* _What you are asked to do_: Each record is to be printed again precisely as it reads.

Part of a data file

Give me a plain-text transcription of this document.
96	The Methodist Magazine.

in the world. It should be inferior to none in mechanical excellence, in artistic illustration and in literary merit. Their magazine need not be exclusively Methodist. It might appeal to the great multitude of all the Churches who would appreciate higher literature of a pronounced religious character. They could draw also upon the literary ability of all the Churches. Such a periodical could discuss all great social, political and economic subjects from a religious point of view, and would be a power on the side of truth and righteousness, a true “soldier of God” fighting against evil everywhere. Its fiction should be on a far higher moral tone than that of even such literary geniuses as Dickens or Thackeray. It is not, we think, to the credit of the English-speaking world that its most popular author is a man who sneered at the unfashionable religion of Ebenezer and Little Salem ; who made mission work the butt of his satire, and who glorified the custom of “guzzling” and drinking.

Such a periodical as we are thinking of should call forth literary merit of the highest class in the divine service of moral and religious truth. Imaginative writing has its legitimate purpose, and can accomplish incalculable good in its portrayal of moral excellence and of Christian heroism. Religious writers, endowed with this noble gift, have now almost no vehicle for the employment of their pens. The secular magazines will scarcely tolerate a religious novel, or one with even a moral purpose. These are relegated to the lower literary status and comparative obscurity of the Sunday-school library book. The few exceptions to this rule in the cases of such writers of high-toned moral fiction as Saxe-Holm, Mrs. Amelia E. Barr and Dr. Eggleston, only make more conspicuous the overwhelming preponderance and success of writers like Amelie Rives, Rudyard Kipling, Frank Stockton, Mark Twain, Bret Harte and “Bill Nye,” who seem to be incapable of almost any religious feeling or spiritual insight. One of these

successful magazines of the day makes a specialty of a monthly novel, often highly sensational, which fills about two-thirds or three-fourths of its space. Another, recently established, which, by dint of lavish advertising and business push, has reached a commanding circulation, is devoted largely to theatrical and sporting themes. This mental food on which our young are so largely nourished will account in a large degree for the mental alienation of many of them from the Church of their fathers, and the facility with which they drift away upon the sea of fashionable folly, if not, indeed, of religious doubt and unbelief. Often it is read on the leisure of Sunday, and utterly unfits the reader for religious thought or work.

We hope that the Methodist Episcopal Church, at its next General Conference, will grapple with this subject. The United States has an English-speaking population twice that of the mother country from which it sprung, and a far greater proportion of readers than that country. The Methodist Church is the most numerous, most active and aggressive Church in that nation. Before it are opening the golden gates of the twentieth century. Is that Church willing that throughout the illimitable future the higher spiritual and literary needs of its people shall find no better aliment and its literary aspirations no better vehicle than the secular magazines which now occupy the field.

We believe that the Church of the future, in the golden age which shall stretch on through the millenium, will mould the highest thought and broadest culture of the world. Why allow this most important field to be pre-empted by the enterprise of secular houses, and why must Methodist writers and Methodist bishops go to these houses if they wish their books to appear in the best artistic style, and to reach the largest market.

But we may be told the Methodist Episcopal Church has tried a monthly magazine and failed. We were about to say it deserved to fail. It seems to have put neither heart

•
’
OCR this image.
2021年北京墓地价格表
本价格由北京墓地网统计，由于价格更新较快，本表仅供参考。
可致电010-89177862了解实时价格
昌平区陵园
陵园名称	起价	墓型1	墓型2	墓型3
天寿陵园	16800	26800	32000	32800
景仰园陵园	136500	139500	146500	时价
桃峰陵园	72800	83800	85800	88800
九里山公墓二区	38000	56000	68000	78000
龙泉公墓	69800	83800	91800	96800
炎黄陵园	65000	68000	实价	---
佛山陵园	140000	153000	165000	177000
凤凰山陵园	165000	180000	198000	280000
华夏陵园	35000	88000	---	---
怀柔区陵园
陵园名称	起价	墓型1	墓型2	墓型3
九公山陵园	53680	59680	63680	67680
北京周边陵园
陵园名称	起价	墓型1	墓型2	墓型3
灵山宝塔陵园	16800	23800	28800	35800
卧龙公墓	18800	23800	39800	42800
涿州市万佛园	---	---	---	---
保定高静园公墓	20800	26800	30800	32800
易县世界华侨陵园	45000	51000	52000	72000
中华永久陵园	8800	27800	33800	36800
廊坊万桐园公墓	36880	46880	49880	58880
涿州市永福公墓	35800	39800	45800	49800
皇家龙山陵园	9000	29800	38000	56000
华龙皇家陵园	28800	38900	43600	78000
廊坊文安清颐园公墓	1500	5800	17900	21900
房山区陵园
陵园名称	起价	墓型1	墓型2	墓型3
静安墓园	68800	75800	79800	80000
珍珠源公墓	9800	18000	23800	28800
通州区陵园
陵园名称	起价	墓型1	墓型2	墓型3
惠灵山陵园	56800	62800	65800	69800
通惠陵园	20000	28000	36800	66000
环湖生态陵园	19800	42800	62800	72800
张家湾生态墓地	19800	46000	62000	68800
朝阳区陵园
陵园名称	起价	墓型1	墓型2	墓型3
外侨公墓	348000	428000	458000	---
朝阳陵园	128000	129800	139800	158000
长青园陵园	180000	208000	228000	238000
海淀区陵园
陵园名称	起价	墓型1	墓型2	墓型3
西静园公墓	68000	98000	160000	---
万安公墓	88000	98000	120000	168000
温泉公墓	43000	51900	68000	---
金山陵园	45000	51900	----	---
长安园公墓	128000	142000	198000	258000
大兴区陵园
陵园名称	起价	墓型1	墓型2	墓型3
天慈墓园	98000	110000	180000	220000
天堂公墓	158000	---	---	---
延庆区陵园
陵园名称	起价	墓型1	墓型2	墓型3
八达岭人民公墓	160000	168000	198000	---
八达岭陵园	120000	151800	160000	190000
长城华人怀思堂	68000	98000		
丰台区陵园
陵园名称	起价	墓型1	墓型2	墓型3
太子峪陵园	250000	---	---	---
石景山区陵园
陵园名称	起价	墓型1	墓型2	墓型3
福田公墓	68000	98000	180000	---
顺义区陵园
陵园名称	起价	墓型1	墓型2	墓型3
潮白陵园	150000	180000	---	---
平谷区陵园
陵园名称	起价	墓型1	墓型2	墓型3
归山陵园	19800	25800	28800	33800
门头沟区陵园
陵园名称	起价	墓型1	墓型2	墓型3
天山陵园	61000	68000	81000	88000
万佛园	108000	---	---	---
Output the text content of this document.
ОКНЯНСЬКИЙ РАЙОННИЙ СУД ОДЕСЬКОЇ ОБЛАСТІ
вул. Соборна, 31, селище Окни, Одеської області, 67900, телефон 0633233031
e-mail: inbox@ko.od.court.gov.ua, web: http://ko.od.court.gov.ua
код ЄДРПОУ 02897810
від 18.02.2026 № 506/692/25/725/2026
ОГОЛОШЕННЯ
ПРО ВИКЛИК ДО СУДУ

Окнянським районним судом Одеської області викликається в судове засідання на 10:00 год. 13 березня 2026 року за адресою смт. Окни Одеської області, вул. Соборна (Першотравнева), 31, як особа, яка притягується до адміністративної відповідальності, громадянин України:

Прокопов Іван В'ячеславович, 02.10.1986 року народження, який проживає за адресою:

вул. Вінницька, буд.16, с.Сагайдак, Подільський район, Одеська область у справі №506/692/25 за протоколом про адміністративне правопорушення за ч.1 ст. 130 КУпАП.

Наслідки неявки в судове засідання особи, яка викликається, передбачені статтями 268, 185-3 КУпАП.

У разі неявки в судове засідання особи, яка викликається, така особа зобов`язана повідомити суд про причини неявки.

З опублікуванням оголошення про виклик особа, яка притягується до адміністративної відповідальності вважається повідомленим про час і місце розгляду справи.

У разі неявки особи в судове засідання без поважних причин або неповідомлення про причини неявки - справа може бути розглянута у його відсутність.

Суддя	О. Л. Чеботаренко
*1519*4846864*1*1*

* _Reply to the task_:
Give me a plain-text transcription of this document.
96	The Methodist Magazine.

in the world. It should be inferior to none in mechanical excellence, in artistic illustration and in literary merit. Their magazine need not be exclusively Methodist. It might appeal to the great multitude of all the Churches who would appreciate higher literature of a pronounced religious character. They could draw also upon the literary ability of all the Churches. Such a periodical could discuss all great social, political and economic subjects from a religious point of view, and would be a power on the side of truth and righteousness, a true “soldier of God” fighting against evil everywhere. Its fiction should be on a far higher moral tone than that of even such literary geniuses as Dickens or Thackeray. It is not, we think, to the credit of the English-speaking world that its most popular author is a man who sneered at the unfashionable religion of Ebenezer and Little Salem ; who made mission work the butt of his satire, and who glorified the custom of “guzzling” and drinking.

Such a periodical as we are thinking of should call forth literary merit of the highest class in the divine service of moral and religious truth. Imaginative writing has its legitimate purpose, and can accomplish incalculable good in its portrayal of moral excellence and of Christian heroism. Religious writers, endowed with this noble gift, have now almost no vehicle for the employment of their pens. The secular magazines will scarcely tolerate a religious novel, or one with even a moral purpose. These are relegated to the lower literary status and comparative obscurity of the Sunday-school library book. The few exceptions to this rule in the cases of such writers of high-toned moral fiction as Saxe-Holm, Mrs. Amelia E. Barr and Dr. Eggleston, only make more conspicuous the overwhelming preponderance and success of writers like Amelie Rives, Rudyard Kipling, Frank Stockton, Mark Twain, Bret Harte and “Bill Nye,” who seem to be incapable of almost any religious feeling or spiritual insight. One of these

successful magazines of the day makes a specialty of a monthly novel, often highly sensational, which fills about two-thirds or three-fourths of its space. Another, recently established, which, by dint of lavish advertising and business push, has reached a commanding circulation, is devoted largely to theatrical and sporting themes. This mental food on which our young are so largely nourished will account in a large degree for the mental alienation of many of them from the Church of their fathers, and the facility with which they drift away upon the sea of fashionable folly, if not, indeed, of religious doubt and unbelief. Often it is read on the leisure of Sunday, and utterly unfits the reader for religious thought or work.

We hope that the Methodist Episcopal Church, at its next General Conference, will grapple with this subject. The United States has an English-speaking population twice that of the mother country from which it sprung, and a far greater proportion of readers than that country. The Methodist Church is the most numerous, most active and aggressive Church in that nation. Before it are opening the golden gates of the twentieth century. Is that Church willing that throughout the illimitable future the higher spiritual and literary needs of its people shall find no better aliment and its literary aspirations no better vehicle than the secular magazines which now occupy the field.

We believe that the Church of the future, in the golden age which shall stretch on through the millenium, will mould the highest thought and broadest culture of the world. Why allow this most important field to be pre-empted by the enterprise of secular houses, and why must Methodist writers and Methodist bishops go to these houses if they wish their books to appear in the best artistic style, and to reach the largest market.

But we may be told the Methodist Episcopal Church has tried a monthly magazine and failed. We were about to say it deserved to fail. It seems to have put neither heart

•
’
OCR this image.
2021年北京墓地价格表
本价格由北京墓地网统计，由于价格更新较快，本表仅供参考。
可致电010-89177862了解实时价格
昌平区陵园
陵园名称	起价	墓型1	墓型2	墓型3
天寿陵园	16800	26800	32000	32800
景仰园陵园	136500	139500	146500	时价
桃峰陵园	72800	83800	85800	88800
九里山公墓二区	38000	56000	68000	78000
龙泉公墓	69800	83800	91800	96800
炎黄陵园	65000	68000	实价	---
佛山陵园	140000	153000	165000	177000
凤凰山陵园	165000	180000	198000	280000
华夏陵园	35000	88000	---	---
怀柔区陵园
陵园名称	起价	墓型1	墓型2	墓型3
九公山陵园	53680	59680	63680	67680
北京周边陵园
陵园名称	起价	墓型1	墓型2	墓型3
灵山宝塔陵园	16800	23800	28800	35800
卧龙公墓	18800	23800	39800	42800
涿州市万佛园	---	---	---	---
保定高静园公墓	20800	26800	30800	32800
易县世界华侨陵园	45000	51000	52000	72000
中华永久陵园	8800	27800	33800	36800
廊坊万桐园公墓	36880	46880	49880	58880
涿州市永福公墓	35800	39800	45800	49800
皇家龙山陵园	9000	29800	38000	56000
华龙皇家陵园	28800	38900	43600	78000
廊坊文安清颐园公墓	1500	5800	17900	21900
房山区陵园
陵园名称	起价	墓型1	墓型2	墓型3
静安墓园	68800	75800	79800	80000
珍珠源公墓	9800	18000	23800	28800
通州区陵园
陵园名称	起价	墓型1	墓型2	墓型3
惠灵山陵园	56800	62800	65800	69800
通惠陵园	20000	28000	36800	66000
环湖生态陵园	19800	42800	62800	72800
张家湾生态墓地	19800	46000	62000	68800
朝阳区陵园
陵园名称	起价	墓型1	墓型2	墓型3
外侨公墓	348000	428000	458000	---
朝阳陵园	128000	129800	139800	158000
长青园陵园	180000	208000	228000	238000
海淀区陵园
陵园名称	起价	墓型1	墓型2	墓型3
西静园公墓	68000	98000	160000	---
万安公墓	88000	98000	120000	168000
温泉公墓	43000	51900	68000	---
金山陵园	45000	51900	----	---
长安园公墓	128000	142000	198000	258000
大兴区陵园
陵园名称	起价	墓型1	墓型2	墓型3
天慈墓园	98000	110000	180000	220000
天堂公墓	158000	---	---	---
延庆区陵园
陵园名称	起价	墓型1	墓型2	墓型3
八达岭人民公墓	160000	168000	198000	---
八达岭陵园	120000	151800	160000	190000
长城华人怀思堂	68000	98000		
丰台区陵园
陵园名称	起价	墓型1	墓型2	墓型3
太子峪陵园	250000	---	---	---
石景山区陵园
陵园名称	起价	墓型1	墓型2	墓型3
福田公墓	68000	98000	180000	---
顺义区陵园
陵园名称	起价	墓型1	墓型2	墓型3
潮白陵园	150000	180000	---	---
平谷区陵园
陵园名称	起价	墓型1	墓型2	墓型3
归山陵园	19800	25800	28800	33800
门头沟区陵园
陵园名称	起价	墓型1	墓型2	墓型3
天山陵园	61000	68000	81000	88000
万佛园	108000	---	---	---
Output the text content of this document.
ОКНЯНСЬКИЙ РАЙОННИЙ СУД ОДЕСЬКОЇ ОБЛАСТІ
вул. Соборна, 31, селище Окни, Одеської області, 67900, телефон 0633233031
e-mail: inbox@ko.od.court.gov.ua, web: http://ko.od.court.gov.ua
код ЄДРПОУ 02897810
від 18.02.2026 № 506/692/25/725/2026
ОГОЛОШЕННЯ
ПРО ВИКЛИК ДО СУДУ

Окнянським районним судом Одеської області викликається в судове засідання на 10:00 год. 13 березня 2026 року за адресою смт. Окни Одеської області, вул. Соборна (Першотравнева), 31, як особа, яка притягується до адміністративної відповідальності, громадянин України:

Прокопов Іван В'ячеславович, 02.10.1986 року народження, який проживає за адресою:

вул. Вінницька, буд.16, с.Сагайдак, Подільський район, Одеська область у справі №506/692/25 за протоколом про адміністративне правопорушення за ч.1 ст. 130 КУпАП.

Наслідки неявки в судове засідання особи, яка викликається, передбачені статтями 268, 185-3 КУпАП.

У разі неявки в судове засідання особи, яка викликається, така особа зобов`язана повідомити суд про причини неявки.

З опублікуванням оголошення про виклик особа, яка притягується до адміністративної відповідальності вважається повідомленим про час і місце розгляду справи.

У разі неявки особи в судове засідання без поважних причин або неповідомлення про причини неявки - справа може бути розглянута у його відсутність.

Суддя	О. Л. Чеботаренко
*1519*4846864*1*1*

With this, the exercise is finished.